◆ The request
Exclude the pictures and return every line exactly as written.

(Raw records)
* * *
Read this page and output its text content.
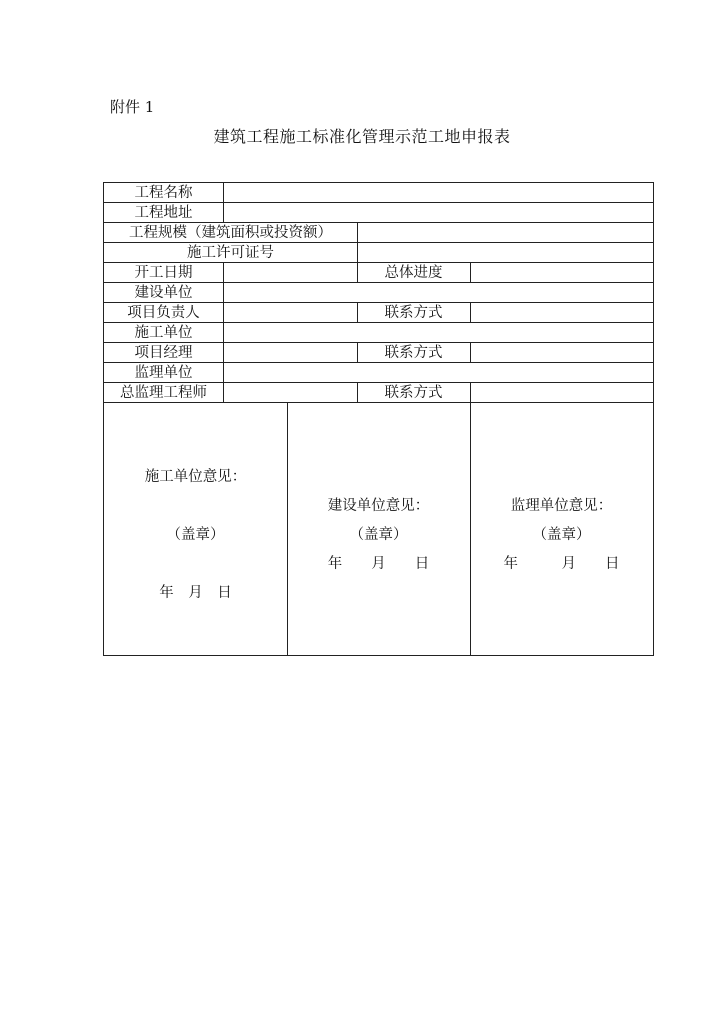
附件 1
建筑工程施工标准化管理示范工地申报表
工程名称
工程地址
工程规模（建筑面积或投资额）
施工许可证号
开工日期	总体进度
建设单位
项目负责人	联系方式
施工单位
项目经理	联系方式
监理单位
总监理工程师	联系方式
施工单位意见：
（盖章）
年　月　日
建设单位意见：
（盖章）
年　　月　　日
监理单位意见：
（盖章）
年　　　月　　日
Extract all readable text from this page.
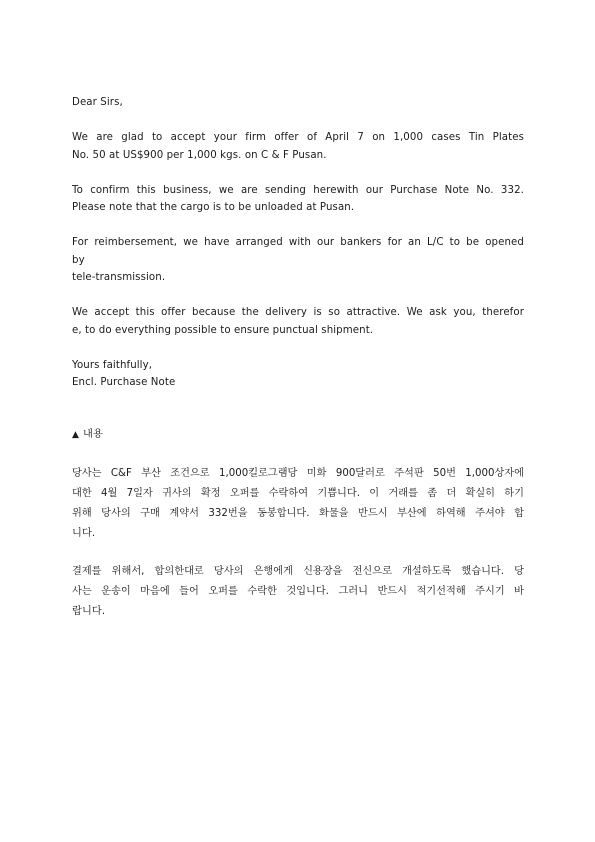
Dear Sirs,
We are glad to accept your firm offer of April 7 on 1,000 cases Tin Plates
No. 50 at US$900 per 1,000 kgs. on C & F Pusan.
To confirm this business, we are sending herewith our Purchase Note No. 332.
Please note that the cargo is to be unloaded at Pusan.
For reimbersement, we have arranged with our bankers for an L/C to be opened
by
tele-transmission.
We accept this offer because the delivery is so attractive. We ask you, therefor
e, to do everything possible to ensure punctual shipment.
Yours faithfully,
Encl. Purchase Note
▲ 내용
당사는 C&F 부산 조건으로 1,000킬로그램당 미화 900달러로 주석판 50번 1,000상자에
대한 4월 7일자 귀사의 확정 오퍼를 수락하여 기쁩니다. 이 거래를 좀 더 확실히 하기
위해 당사의 구매 계약서 332번을 동봉합니다. 화물을 반드시 부산에 하역해 주셔야 합
니다.
결제를 위해서, 합의한대로 당사의 은행에게 신용장을 전신으로 개설하도록 했습니다. 당
사는 운송이 마음에 들어 오퍼를 수락한 것입니다. 그러니 반드시 적기선적해 주시기 바
랍니다.
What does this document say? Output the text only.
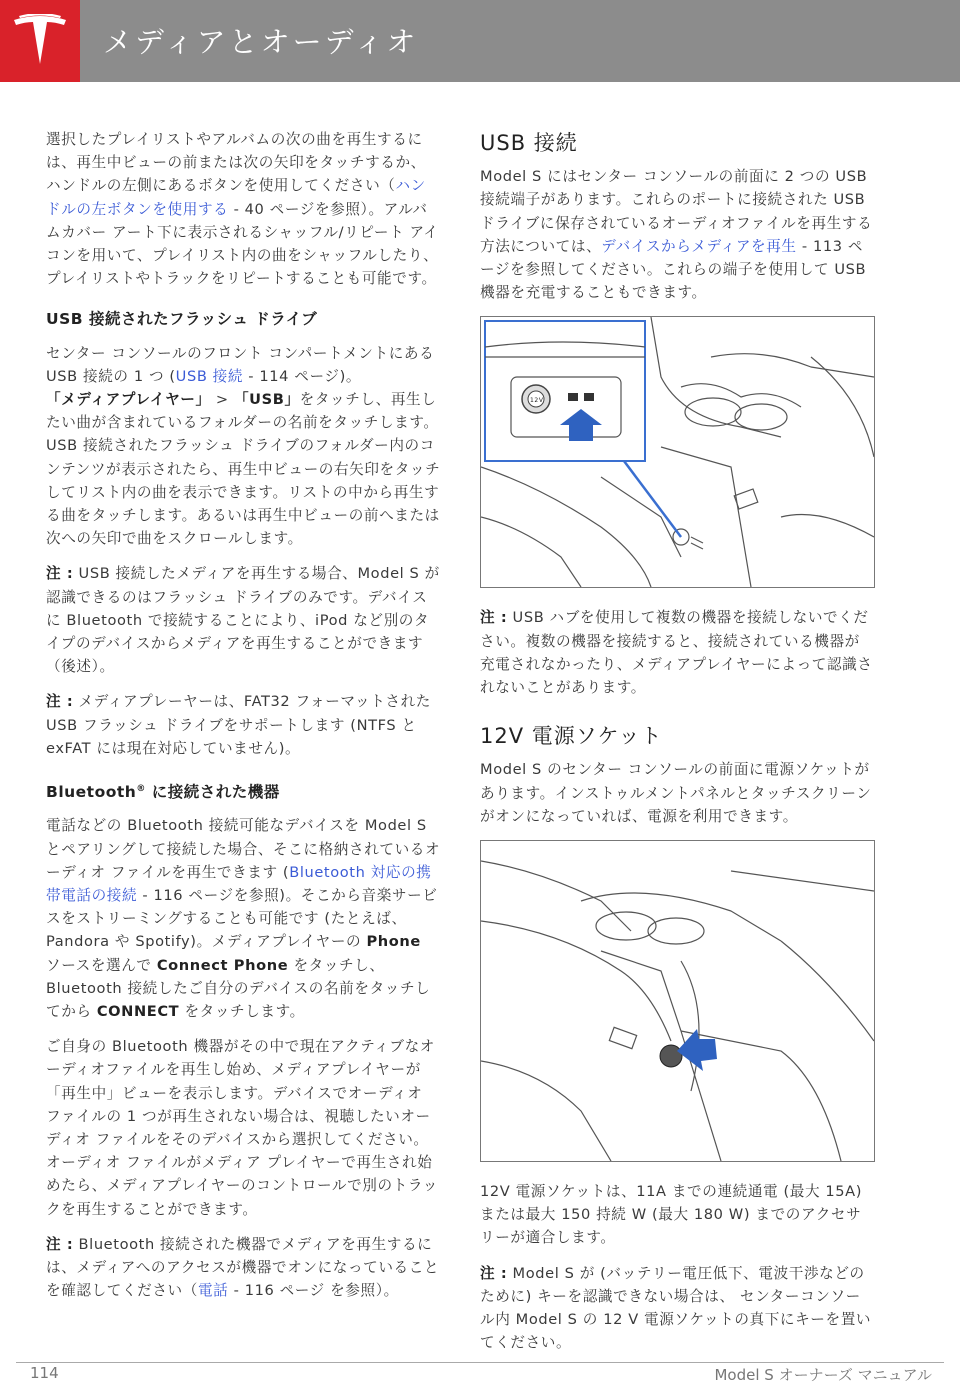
メディアとオーディオ

選択したプレイリストやアルバムの次の曲を再生するには、再生中ビューの前または次の矢印をタッチするか、ハンドルの左側にあるボタンを使用してください（ハンドルの左ボタンを使用する - 40 ページを参照）。アルバムカバー アート下に表示されるシャッフル/リピート アイコンを用いて、プレイリスト内の曲をシャッフルしたり、プレイリストやトラックをリピートすることも可能です。

USB 接続されたフラッシュ ドライブ

センター コンソールのフロント コンパートメントにある USB 接続の 1 つ (USB 接続 - 114 ページ)。
「メディアプレイヤー」 > 「USB」をタッチし、再生したい曲が含まれているフォルダーの名前をタッチします。USB 接続されたフラッシュ ドライブのフォルダー内のコンテンツが表示されたら、再生中ビューの右矢印をタッチしてリスト内の曲を表示できます。リストの中から再生する曲をタッチします。あるいは再生中ビューの前へまたは次への矢印で曲をスクロールします。

注 : USB 接続したメディアを再生する場合、Model S が認識できるのはフラッシュ ドライブのみです。デバイスに Bluetooth で接続することにより、iPod など別のタイプのデバイスからメディアを再生することができます（後述）。

注 : メディアプレーヤーは、FAT32 フォーマットされた USB フラッシュ ドライブをサポートします (NTFS と exFAT には現在対応していません)。

Bluetooth® に接続された機器

電話などの Bluetooth 接続可能なデバイスを Model S とペアリングして接続した場合、そこに格納されているオーディオ ファイルを再生できます (Bluetooth 対応の携帯電話の接続 - 116 ページを参照)。そこから音楽サービスをストリーミングすることも可能です (たとえば、Pandora や Spotify)。メディアプレイヤーの Phone ソースを選んで Connect Phone をタッチし、Bluetooth 接続したご自分のデバイスの名前をタッチしてから CONNECT をタッチします。

ご自身の Bluetooth 機器がその中で現在アクティブなオーディオファイルを再生し始め、メディアプレイヤーが「再生中」ビューを表示します。デバイスでオーディオ ファイルの 1 つが再生されない場合は、視聴したいオーディオ ファイルをそのデバイスから選択してください。オーディオ ファイルがメディア プレイヤーで再生され始めたら、メディアプレイヤーのコントロールで別のトラックを再生することができます。

注 : Bluetooth 接続された機器でメディアを再生するには、メディアへのアクセスが機器でオンになっていることを確認してください（電話 - 116 ページ を参照）。

USB 接続

Model S にはセンター コンソールの前面に 2 つの USB 接続端子があります。これらのポートに接続された USB ドライブに保存されているオーディオファイルを再生する方法については、デバイスからメディアを再生 - 113 ページを参照してください。これらの端子を使用して USB 機器を充電することもできます。

12V

注 : USB ハブを使用して複数の機器を接続しないでください。複数の機器を接続すると、接続されている機器が充電されなかったり、メディアプレイヤーによって認識されないことがあります。

12V 電源ソケット

Model S のセンター コンソールの前面に電源ソケットがあります。インストゥルメントパネルとタッチスクリーンがオンになっていれば、電源を利用できます。

12V 電源ソケットは、11A までの連続通電 (最大 15A) または最大 150 持続 W (最大 180 W) までのアクセサリーが適合します。

注 : Model S が (バッテリー電圧低下、電波干渉などのために) キーを認識できない場合は、 センターコンソール内 Model S の 12 V 電源ソケットの真下にキーを置いてください。

114	Model S オーナーズ マニュアル
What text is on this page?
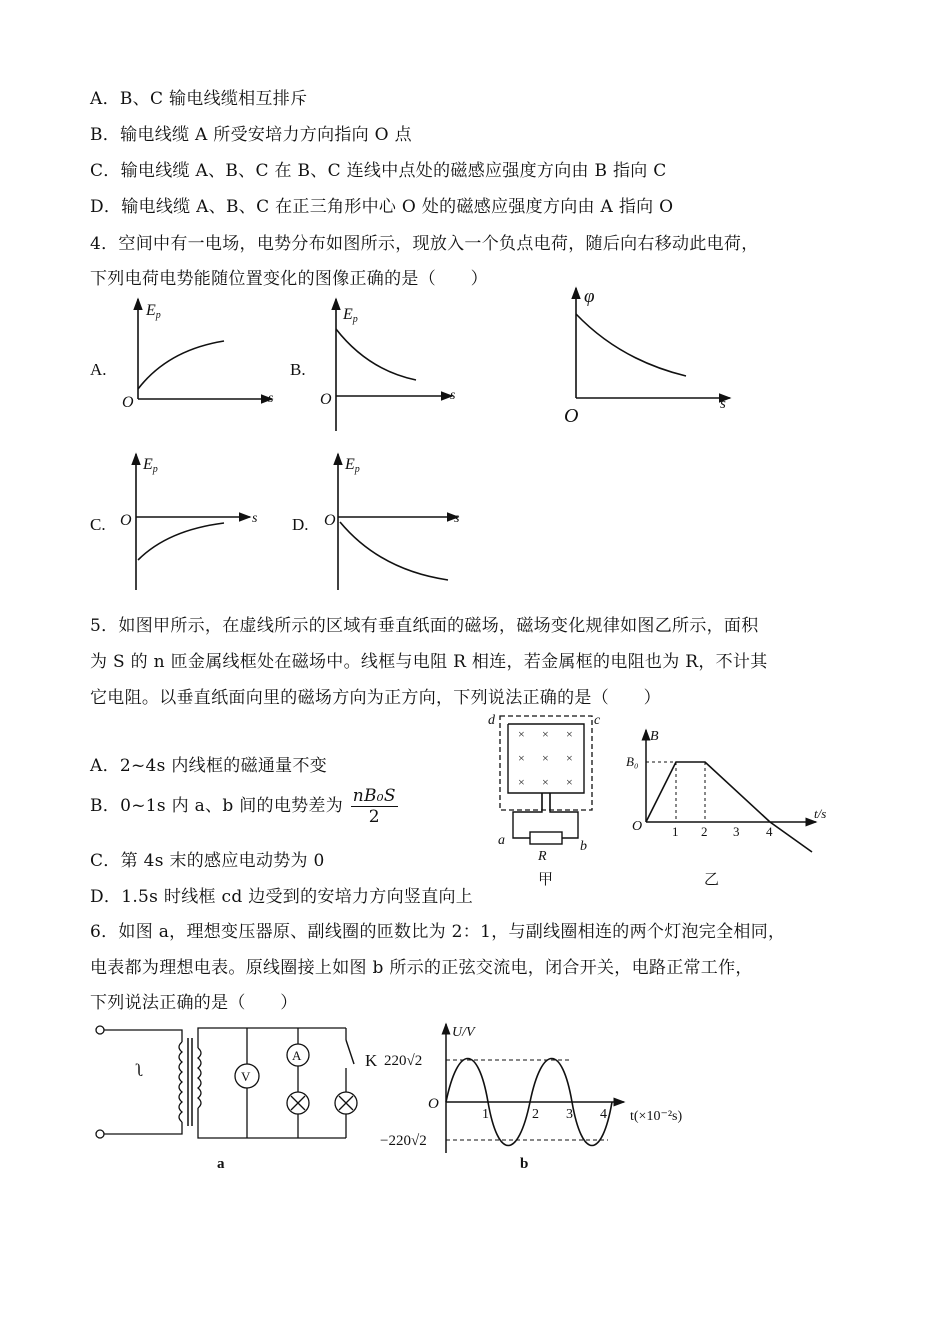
A．B、C 输电线缆相互排斥
B．输电线缆 A 所受安培力方向指向 O 点
C．输电线缆 A、B、C 在 B、C 连线中点处的磁感应强度方向由 B 指向 C
D．输电线缆 A、B、C 在正三角形中心 O 处的磁感应强度方向由 A 指向 O
4．空间中有一电场，电势分布如图所示，现放入一个负点电荷，随后向右移动此电荷，
下列电荷电势能随位置变化的图像正确的是（　　）
A.
Ep
O	s
B.
Ep
O	s
φ
O
s
C.
Ep
O	s D.
Ep
O	s
5．如图甲所示，在虚线所示的区域有垂直纸面的磁场，磁场变化规律如图乙所示，面积
为 S 的 n 匝金属线框处在磁场中。线框与电阻 R 相连，若金属框的电阻也为 R，不计其
它电阻。以垂直纸面向里的磁场方向为正方向，下列说法正确的是（　　）
A．2~4s 内线框的磁通量不变
B．0~1s 内 a、b 间的电势差为 $\frac{\text{nB₀S}}{2}$
C．第 4s 末的感应电动势为 0
D．1.5s 时线框 cd 边受到的安培力方向竖直向上
× × ×
× × ×
× × ×
d	c
a	b
R
甲
B
B₀
O
t/s
1 2 3 4
乙
6．如图 a，理想变压器原、副线圈的匝数比为 2：1，与副线圈相连的两个灯泡完全相同，
电表都为理想电表。原线圈接上如图 b 所示的正弦交流电，闭合开关，电路正常工作，
下列说法正确的是（　　）
V
A
ʅ	K
a
U/V
220√2
−220√2
O
t(×10⁻²s)
1	2 3 4
b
* * *
◆ Task result
Read this page and output its text content.
附件 1
建筑工程施工标准化管理示范工地申报表
工程名称
工程地址
工程规模（建筑面积或投资额）
施工许可证号
开工日期	总体进度
建设单位
项目负责人	联系方式
施工单位
项目经理	联系方式
监理单位
总监理工程师	联系方式
施工单位意见：
（盖章）
年　月　日
建设单位意见：
（盖章）
年　　月　　日
监理单位意见：
（盖章）
年　　　月　　日
Extract all readable text from this page.
Dear Sirs,
We are glad to accept your firm offer of April 7 on 1,000 cases Tin Plates
No. 50 at US$900 per 1,000 kgs. on C & F Pusan.
To confirm this business, we are sending herewith our Purchase Note No. 332.
Please note that the cargo is to be unloaded at Pusan.
For reimbersement, we have arranged with our bankers for an L/C to be opened
by
tele-transmission.
We accept this offer because the delivery is so attractive. We ask you, therefor
e, to do everything possible to ensure punctual shipment.
Yours faithfully,
Encl. Purchase Note
▲ 내용
당사는 C&F 부산 조건으로 1,000킬로그램당 미화 900달러로 주석판 50번 1,000상자에
대한 4월 7일자 귀사의 확정 오퍼를 수락하여 기쁩니다. 이 거래를 좀 더 확실히 하기
위해 당사의 구매 계약서 332번을 동봉합니다. 화물을 반드시 부산에 하역해 주셔야 합
니다.
결제를 위해서, 합의한대로 당사의 은행에게 신용장을 전신으로 개설하도록 했습니다. 당
사는 운송이 마음에 들어 오퍼를 수락한 것입니다. 그러니 반드시 적기선적해 주시기 바
랍니다.
What does this document say? Output the text only.
メディアとオーディオ

選択したプレイリストやアルバムの次の曲を再生するには、再生中ビューの前または次の矢印をタッチするか、ハンドルの左側にあるボタンを使用してください（ハンドルの左ボタンを使用する - 40 ページを参照）。アルバムカバー アート下に表示されるシャッフル/リピート アイコンを用いて、プレイリスト内の曲をシャッフルしたり、プレイリストやトラックをリピートすることも可能です。

USB 接続されたフラッシュ ドライブ

センター コンソールのフロント コンパートメントにある USB 接続の 1 つ (USB 接続 - 114 ページ)。
「メディアプレイヤー」 > 「USB」をタッチし、再生したい曲が含まれているフォルダーの名前をタッチします。USB 接続されたフラッシュ ドライブのフォルダー内のコンテンツが表示されたら、再生中ビューの右矢印をタッチしてリスト内の曲を表示できます。リストの中から再生する曲をタッチします。あるいは再生中ビューの前へまたは次への矢印で曲をスクロールします。

注 : USB 接続したメディアを再生する場合、Model S が認識できるのはフラッシュ ドライブのみです。デバイスに Bluetooth で接続することにより、iPod など別のタイプのデバイスからメディアを再生することができます（後述）。

注 : メディアプレーヤーは、FAT32 フォーマットされた USB フラッシュ ドライブをサポートします (NTFS と exFAT には現在対応していません)。

Bluetooth® に接続された機器

電話などの Bluetooth 接続可能なデバイスを Model S とペアリングして接続した場合、そこに格納されているオーディオ ファイルを再生できます (Bluetooth 対応の携帯電話の接続 - 116 ページを参照)。そこから音楽サービスをストリーミングすることも可能です (たとえば、Pandora や Spotify)。メディアプレイヤーの Phone ソースを選んで Connect Phone をタッチし、Bluetooth 接続したご自分のデバイスの名前をタッチしてから CONNECT をタッチします。

ご自身の Bluetooth 機器がその中で現在アクティブなオーディオファイルを再生し始め、メディアプレイヤーが「再生中」ビューを表示します。デバイスでオーディオ ファイルの 1 つが再生されない場合は、視聴したいオーディオ ファイルをそのデバイスから選択してください。オーディオ ファイルがメディア プレイヤーで再生され始めたら、メディアプレイヤーのコントロールで別のトラックを再生することができます。

注 : Bluetooth 接続された機器でメディアを再生するには、メディアへのアクセスが機器でオンになっていることを確認してください（電話 - 116 ページ を参照）。

USB 接続

Model S にはセンター コンソールの前面に 2 つの USB 接続端子があります。これらのポートに接続された USB ドライブに保存されているオーディオファイルを再生する方法については、デバイスからメディアを再生 - 113 ページを参照してください。これらの端子を使用して USB 機器を充電することもできます。

12V

注 : USB ハブを使用して複数の機器を接続しないでください。複数の機器を接続すると、接続されている機器が充電されなかったり、メディアプレイヤーによって認識されないことがあります。

12V 電源ソケット

Model S のセンター コンソールの前面に電源ソケットがあります。インストゥルメントパネルとタッチスクリーンがオンになっていれば、電源を利用できます。

12V 電源ソケットは、11A までの連続通電 (最大 15A) または最大 150 持続 W (最大 180 W) までのアクセサリーが適合します。

注 : Model S が (バッテリー電圧低下、電波干渉などのために) キーを認識できない場合は、 センターコンソール内 Model S の 12 V 電源ソケットの真下にキーを置いてください。

114	Model S オーナーズ マニュアル
What text is on this page?
A．B、C 输电线缆相互排斥
B．输电线缆 A 所受安培力方向指向 O 点
C．输电线缆 A、B、C 在 B、C 连线中点处的磁感应强度方向由 B 指向 C
D．输电线缆 A、B、C 在正三角形中心 O 处的磁感应强度方向由 A 指向 O
4．空间中有一电场，电势分布如图所示，现放入一个负点电荷，随后向右移动此电荷，
下列电荷电势能随位置变化的图像正确的是（　　）
A.
Ep
O	s
B.
Ep
O	s
φ
O
s
C.
Ep
O	s D.
Ep
O	s
5．如图甲所示，在虚线所示的区域有垂直纸面的磁场，磁场变化规律如图乙所示，面积
为 S 的 n 匝金属线框处在磁场中。线框与电阻 R 相连，若金属框的电阻也为 R，不计其
它电阻。以垂直纸面向里的磁场方向为正方向，下列说法正确的是（　　）
A．2~4s 内线框的磁通量不变
B．0~1s 内 a、b 间的电势差为 $\frac{\text{nB₀S}}{2}$
C．第 4s 末的感应电动势为 0
D．1.5s 时线框 cd 边受到的安培力方向竖直向上
× × ×
× × ×
× × ×
d	c
a	b
R
甲
B
B₀
O
t/s
1 2 3 4
乙
6．如图 a，理想变压器原、副线圈的匝数比为 2：1，与副线圈相连的两个灯泡完全相同，
电表都为理想电表。原线圈接上如图 b 所示的正弦交流电，闭合开关，电路正常工作，
下列说法正确的是（　　）
V
A
ʅ	K
a
U/V
220√2
−220√2
O
t(×10⁻²s)
1	2 3 4
b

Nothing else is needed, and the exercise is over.